Task goal - Quote the listing below in full and exactly as written, but omit every picture.

Records supplied -

--

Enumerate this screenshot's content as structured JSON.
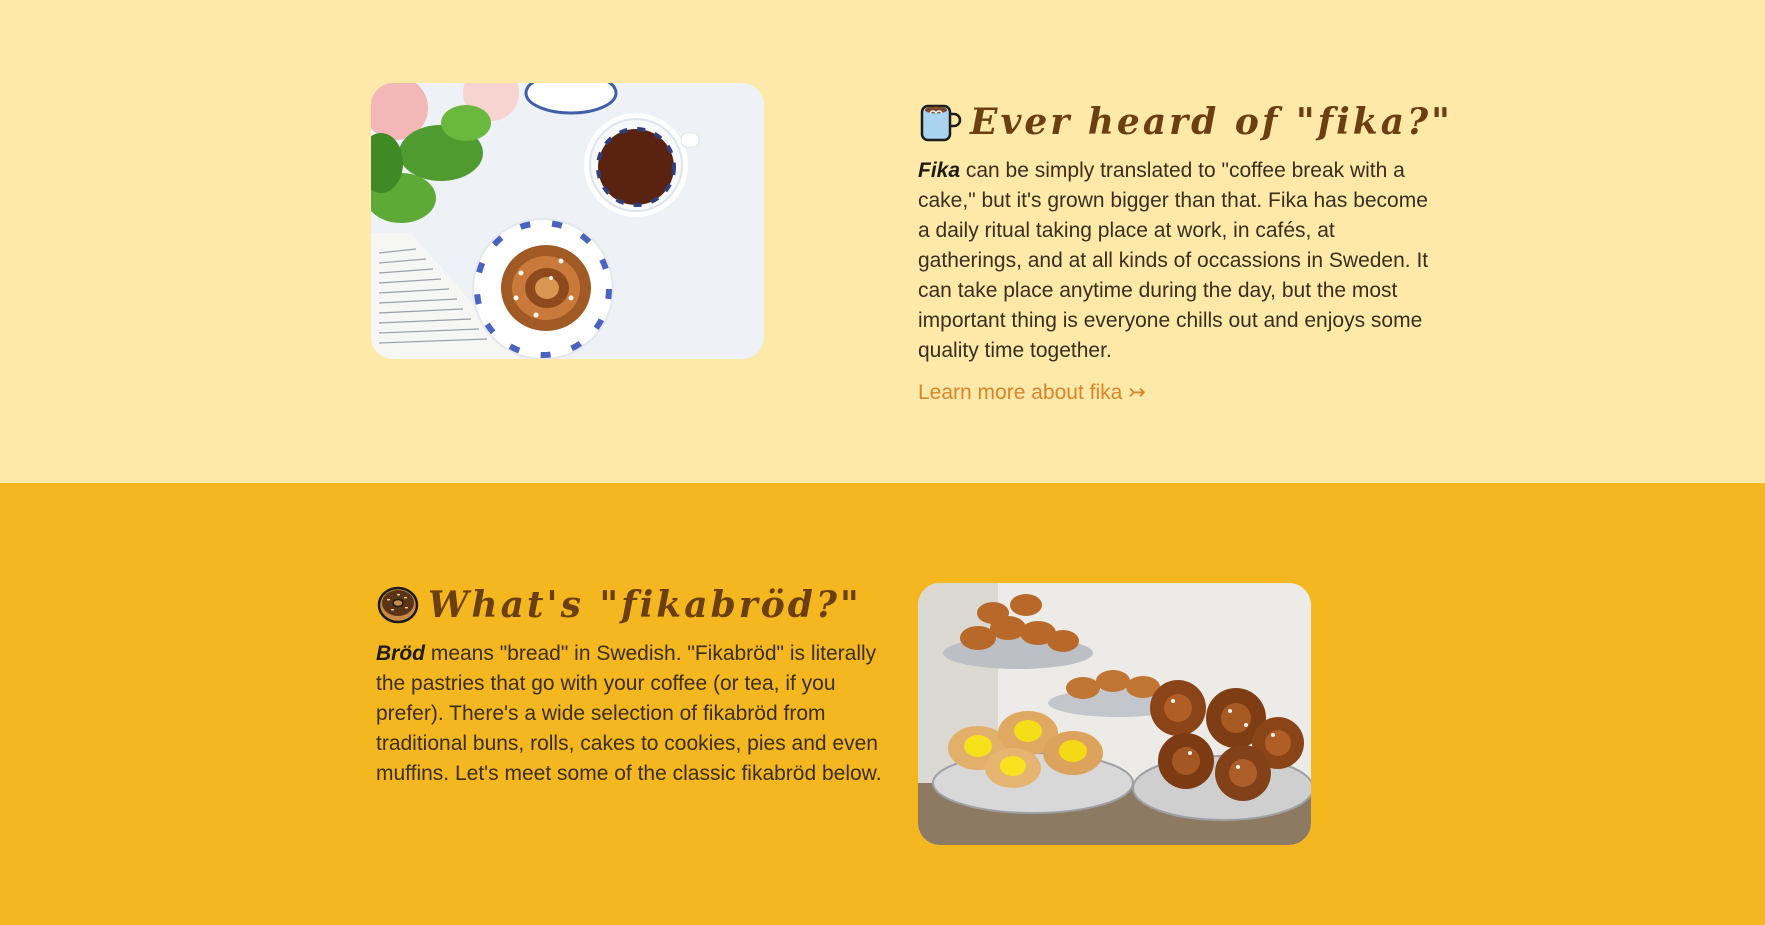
{
  "fika_section": {
    "title": "Ever heard of \"fika?\"",
    "title_icon": "coffee-mug-icon",
    "lead_word": "Fika",
    "body": " can be simply translated to \"coffee break with a cake,\" but it's grown bigger than that. Fika has become a daily ritual taking place at work, in cafés, at gatherings, and at all kinds of occassions in Sweden. It can take place anytime during the day, but the most important thing is everyone chills out and enjoys some quality time together.",
    "link_label": "Learn more about fika ↣",
    "image_subject": "cinnamon-bun-and-tea-photo",
    "background": "#fee9a9"
  },
  "brod_section": {
    "title": "What's \"fikabröd?\"",
    "title_icon": "donut-icon",
    "lead_word": "Bröd",
    "body": " means \"bread\" in Swedish. \"Fikabröd\" is literally the pastries that go with your coffee (or tea, if you prefer). There's a wide selection of fikabröd from traditional buns, rolls, cakes to cookies, pies and even muffins. Let's meet some of the classic fikabröd below.",
    "image_subject": "pastry-display-photo",
    "background": "#f5b71f"
  },
  "colors": {
    "heading": "#6b3f10",
    "body_text": "#3a2e1f",
    "link": "#d9852a"
  }
}
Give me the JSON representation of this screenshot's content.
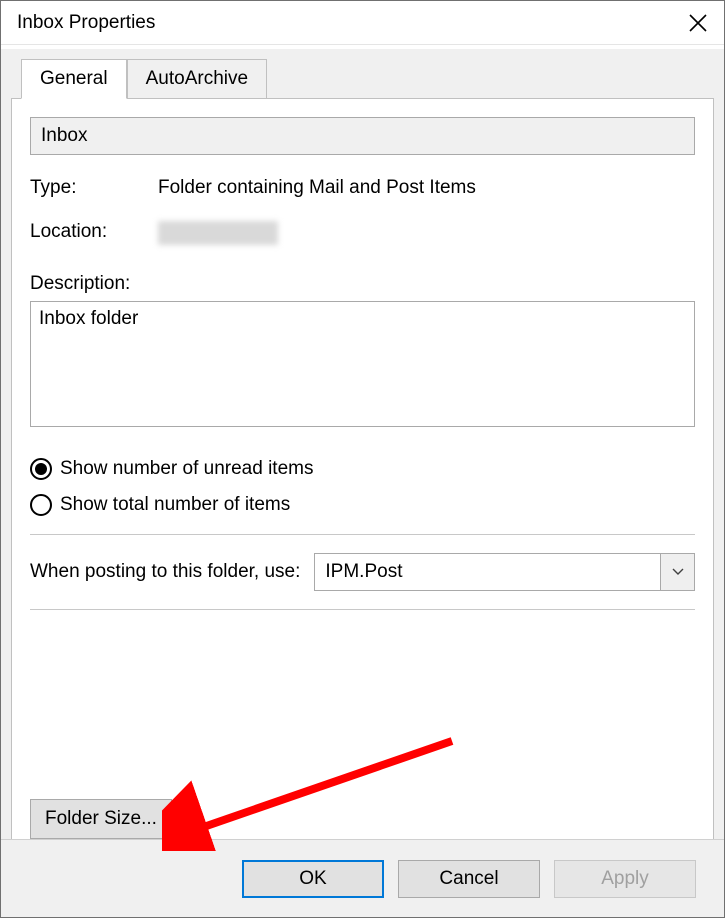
{
  "title": "Inbox Properties",
  "tabs": {
    "general": "General",
    "autoarchive": "AutoArchive"
  },
  "folder_name": "Inbox",
  "labels": {
    "type": "Type:",
    "location": "Location:",
    "description": "Description:",
    "posting": "When posting to this folder, use:"
  },
  "values": {
    "type": "Folder containing Mail and Post Items",
    "description": "Inbox folder",
    "posting_selected": "IPM.Post"
  },
  "radio": {
    "unread": "Show number of unread items",
    "total": "Show total number of items",
    "selected": "unread"
  },
  "buttons": {
    "folder_size": "Folder Size...",
    "ok": "OK",
    "cancel": "Cancel",
    "apply": "Apply"
  }
}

--

Full output -
Enumerate this screenshot's content as structured JSON.
{
  "fika_section": {
    "title": "Ever heard of \"fika?\"",
    "title_icon": "coffee-mug-icon",
    "lead_word": "Fika",
    "body": " can be simply translated to \"coffee break with a cake,\" but it's grown bigger than that. Fika has become a daily ritual taking place at work, in cafés, at gatherings, and at all kinds of occassions in Sweden. It can take place anytime during the day, but the most important thing is everyone chills out and enjoys some quality time together.",
    "link_label": "Learn more about fika ↣",
    "image_subject": "cinnamon-bun-and-tea-photo",
    "background": "#fee9a9"
  },
  "brod_section": {
    "title": "What's \"fikabröd?\"",
    "title_icon": "donut-icon",
    "lead_word": "Bröd",
    "body": " means \"bread\" in Swedish. \"Fikabröd\" is literally the pastries that go with your coffee (or tea, if you prefer). There's a wide selection of fikabröd from traditional buns, rolls, cakes to cookies, pies and even muffins. Let's meet some of the classic fikabröd below.",
    "image_subject": "pastry-display-photo",
    "background": "#f5b71f"
  },
  "colors": {
    "heading": "#6b3f10",
    "body_text": "#3a2e1f",
    "link": "#d9852a"
  }
}
Give me the JSON representation of this screenshot's content.
{
  "title": "Inbox Properties",
  "tabs": {
    "general": "General",
    "autoarchive": "AutoArchive"
  },
  "folder_name": "Inbox",
  "labels": {
    "type": "Type:",
    "location": "Location:",
    "description": "Description:",
    "posting": "When posting to this folder, use:"
  },
  "values": {
    "type": "Folder containing Mail and Post Items",
    "description": "Inbox folder",
    "posting_selected": "IPM.Post"
  },
  "radio": {
    "unread": "Show number of unread items",
    "total": "Show total number of items",
    "selected": "unread"
  },
  "buttons": {
    "folder_size": "Folder Size...",
    "ok": "OK",
    "cancel": "Cancel",
    "apply": "Apply"
  }
}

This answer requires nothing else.